Given instruction - Copy out all the records, word for word.

(A run of records)
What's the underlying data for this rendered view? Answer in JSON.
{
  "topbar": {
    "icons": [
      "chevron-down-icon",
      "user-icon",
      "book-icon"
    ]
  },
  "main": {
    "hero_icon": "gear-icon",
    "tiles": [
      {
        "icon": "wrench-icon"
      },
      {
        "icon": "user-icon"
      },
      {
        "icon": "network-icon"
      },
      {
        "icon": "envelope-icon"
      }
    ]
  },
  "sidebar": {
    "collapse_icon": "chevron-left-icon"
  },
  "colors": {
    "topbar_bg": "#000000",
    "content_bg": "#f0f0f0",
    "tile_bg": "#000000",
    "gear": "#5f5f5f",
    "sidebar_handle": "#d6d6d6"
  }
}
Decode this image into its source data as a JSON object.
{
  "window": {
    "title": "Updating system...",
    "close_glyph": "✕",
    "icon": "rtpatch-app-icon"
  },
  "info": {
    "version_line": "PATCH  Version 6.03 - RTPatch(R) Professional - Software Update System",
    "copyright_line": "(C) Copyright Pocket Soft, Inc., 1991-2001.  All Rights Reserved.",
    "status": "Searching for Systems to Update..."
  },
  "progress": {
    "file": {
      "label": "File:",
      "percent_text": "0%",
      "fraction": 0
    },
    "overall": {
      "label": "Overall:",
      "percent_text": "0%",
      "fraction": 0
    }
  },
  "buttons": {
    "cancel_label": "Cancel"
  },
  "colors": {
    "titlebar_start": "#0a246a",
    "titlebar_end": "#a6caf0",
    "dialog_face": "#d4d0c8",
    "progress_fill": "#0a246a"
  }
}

Problem solution -
What's the underlying data for this rendered view? Answer in JSON.
{
  "topbar": {
    "icons": [
      "chevron-down-icon",
      "user-icon",
      "book-icon"
    ]
  },
  "main": {
    "hero_icon": "gear-icon",
    "tiles": [
      {
        "icon": "wrench-icon"
      },
      {
        "icon": "user-icon"
      },
      {
        "icon": "network-icon"
      },
      {
        "icon": "envelope-icon"
      }
    ]
  },
  "sidebar": {
    "collapse_icon": "chevron-left-icon"
  },
  "colors": {
    "topbar_bg": "#000000",
    "content_bg": "#f0f0f0",
    "tile_bg": "#000000",
    "gear": "#5f5f5f",
    "sidebar_handle": "#d6d6d6"
  }
}
Decode this image into its source data as a JSON object.
{
  "window": {
    "title": "Updating system...",
    "close_glyph": "✕",
    "icon": "rtpatch-app-icon"
  },
  "info": {
    "version_line": "PATCH  Version 6.03 - RTPatch(R) Professional - Software Update System",
    "copyright_line": "(C) Copyright Pocket Soft, Inc., 1991-2001.  All Rights Reserved.",
    "status": "Searching for Systems to Update..."
  },
  "progress": {
    "file": {
      "label": "File:",
      "percent_text": "0%",
      "fraction": 0
    },
    "overall": {
      "label": "Overall:",
      "percent_text": "0%",
      "fraction": 0
    }
  },
  "buttons": {
    "cancel_label": "Cancel"
  },
  "colors": {
    "titlebar_start": "#0a246a",
    "titlebar_end": "#a6caf0",
    "dialog_face": "#d4d0c8",
    "progress_fill": "#0a246a"
  }
}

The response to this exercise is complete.